● Direction: Copy each line containing the word "JSON" from the records that follow, please.

● Provided data:
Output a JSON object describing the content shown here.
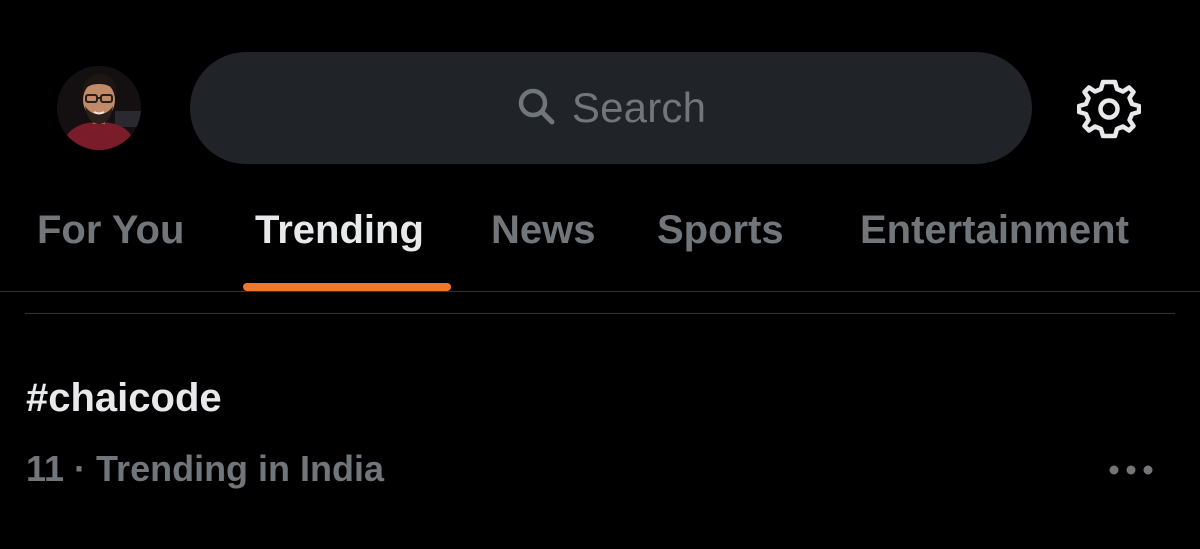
{
  "header": {
    "avatar_alt": "profile avatar",
    "search": {
      "placeholder": "Search",
      "icon": "search-icon"
    },
    "settings_icon": "gear-icon"
  },
  "tabs": [
    {
      "label": "For You",
      "active": false
    },
    {
      "label": "Trending",
      "active": true
    },
    {
      "label": "News",
      "active": false
    },
    {
      "label": "Sports",
      "active": false
    },
    {
      "label": "Entertainment",
      "active": false
    }
  ],
  "colors": {
    "background": "#000000",
    "accent": "#f0782d",
    "muted_text": "#71767b",
    "primary_text": "#e7e9ea",
    "search_bg": "#202327"
  },
  "trends": [
    {
      "title": "#chaicode",
      "meta": "11 · Trending in India",
      "more_icon": "more-horizontal-icon"
    }
  ]
}
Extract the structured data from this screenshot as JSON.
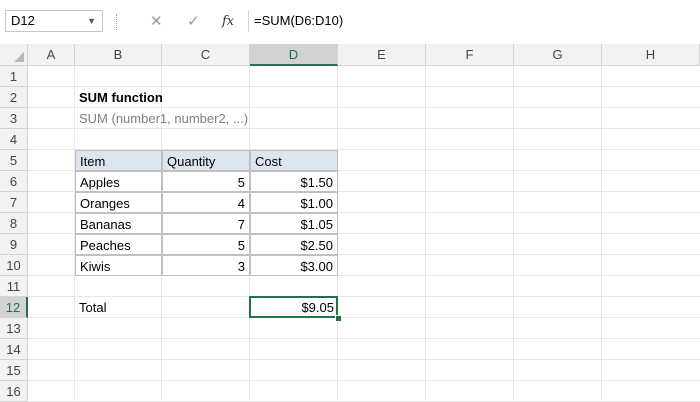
{
  "formula_bar": {
    "name_box": "D12",
    "formula": "=SUM(D6:D10)",
    "fx_label": "fx",
    "cancel_icon": "✕",
    "enter_icon": "✓"
  },
  "columns": [
    "A",
    "B",
    "C",
    "D",
    "E",
    "F",
    "G",
    "H"
  ],
  "rows": [
    "1",
    "2",
    "3",
    "4",
    "5",
    "6",
    "7",
    "8",
    "9",
    "10",
    "11",
    "12",
    "13",
    "14",
    "15",
    "16"
  ],
  "sheet": {
    "title": "SUM function",
    "subtitle": "SUM (number1, number2, ...)",
    "table": {
      "headers": [
        "Item",
        "Quantity",
        "Cost"
      ],
      "rows": [
        [
          "Apples",
          "5",
          "$1.50"
        ],
        [
          "Oranges",
          "4",
          "$1.00"
        ],
        [
          "Bananas",
          "7",
          "$1.05"
        ],
        [
          "Peaches",
          "5",
          "$2.50"
        ],
        [
          "Kiwis",
          "3",
          "$3.00"
        ]
      ]
    },
    "total_label": "Total",
    "total_value": "$9.05"
  },
  "colors": {
    "selection": "#217346",
    "header_fill": "#dce6f1"
  }
}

● Reply:
Output a JSON object describing the content shown here.
Extract the structured data from this screenshot as JSON.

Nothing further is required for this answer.